╭─ RECORDS FOR THE TASK
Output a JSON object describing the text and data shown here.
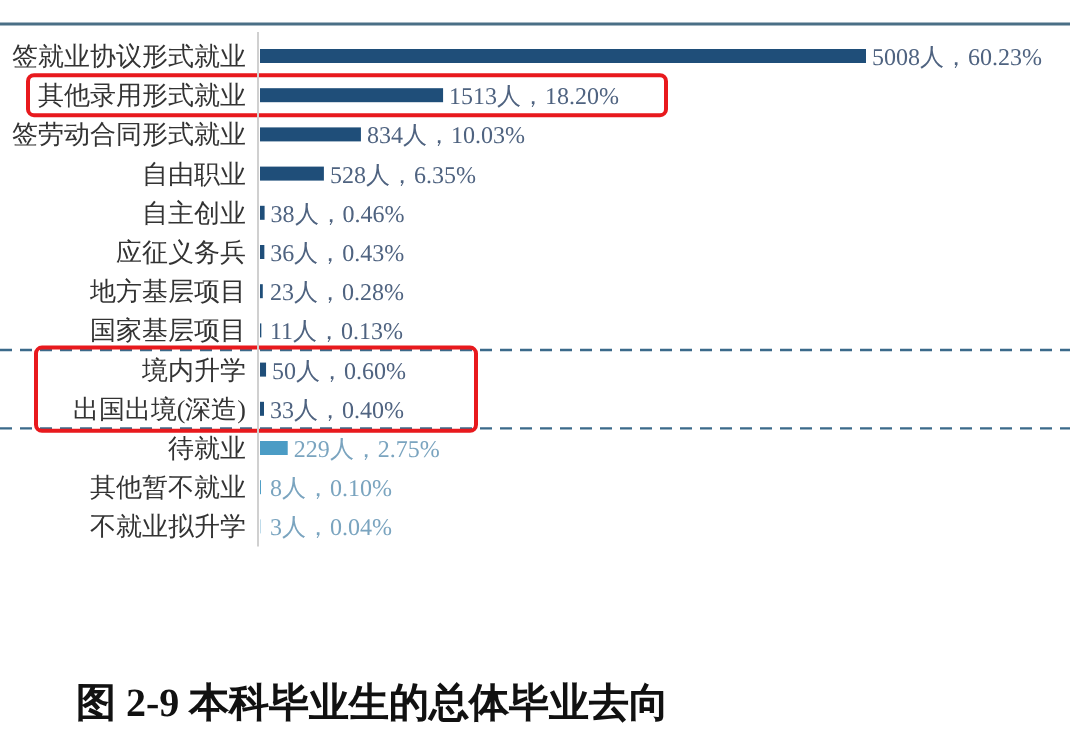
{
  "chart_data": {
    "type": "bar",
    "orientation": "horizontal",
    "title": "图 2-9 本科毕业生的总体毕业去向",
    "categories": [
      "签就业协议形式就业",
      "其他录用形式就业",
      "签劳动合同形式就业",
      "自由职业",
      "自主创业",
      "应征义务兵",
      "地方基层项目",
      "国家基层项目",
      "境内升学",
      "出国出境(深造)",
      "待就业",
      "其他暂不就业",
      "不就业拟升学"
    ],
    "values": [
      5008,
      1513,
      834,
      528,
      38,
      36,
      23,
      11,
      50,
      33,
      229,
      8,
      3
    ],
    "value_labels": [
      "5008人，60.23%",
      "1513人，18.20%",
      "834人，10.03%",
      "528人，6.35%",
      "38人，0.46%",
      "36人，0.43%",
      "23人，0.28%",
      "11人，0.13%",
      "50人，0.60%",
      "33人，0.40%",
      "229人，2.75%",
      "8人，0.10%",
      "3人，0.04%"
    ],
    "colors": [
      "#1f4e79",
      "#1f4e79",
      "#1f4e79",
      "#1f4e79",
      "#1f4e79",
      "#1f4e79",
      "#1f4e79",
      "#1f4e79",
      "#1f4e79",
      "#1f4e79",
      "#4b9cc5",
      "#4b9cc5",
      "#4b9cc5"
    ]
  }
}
╰─
> _WHAT TO WORK ON_
Repeat each entry exactly as it appears; skip any picture.

> _RIGHT ANSWER_
Output a JSON object describing the text and data shown here.
{
  "chart_data": {
    "type": "bar",
    "orientation": "horizontal",
    "title": "图 2-9 本科毕业生的总体毕业去向",
    "categories": [
      "签就业协议形式就业",
      "其他录用形式就业",
      "签劳动合同形式就业",
      "自由职业",
      "自主创业",
      "应征义务兵",
      "地方基层项目",
      "国家基层项目",
      "境内升学",
      "出国出境(深造)",
      "待就业",
      "其他暂不就业",
      "不就业拟升学"
    ],
    "values": [
      5008,
      1513,
      834,
      528,
      38,
      36,
      23,
      11,
      50,
      33,
      229,
      8,
      3
    ],
    "value_labels": [
      "5008人，60.23%",
      "1513人，18.20%",
      "834人，10.03%",
      "528人，6.35%",
      "38人，0.46%",
      "36人，0.43%",
      "23人，0.28%",
      "11人，0.13%",
      "50人，0.60%",
      "33人，0.40%",
      "229人，2.75%",
      "8人，0.10%",
      "3人，0.04%"
    ],
    "colors": [
      "#1f4e79",
      "#1f4e79",
      "#1f4e79",
      "#1f4e79",
      "#1f4e79",
      "#1f4e79",
      "#1f4e79",
      "#1f4e79",
      "#1f4e79",
      "#1f4e79",
      "#4b9cc5",
      "#4b9cc5",
      "#4b9cc5"
    ]
  }
}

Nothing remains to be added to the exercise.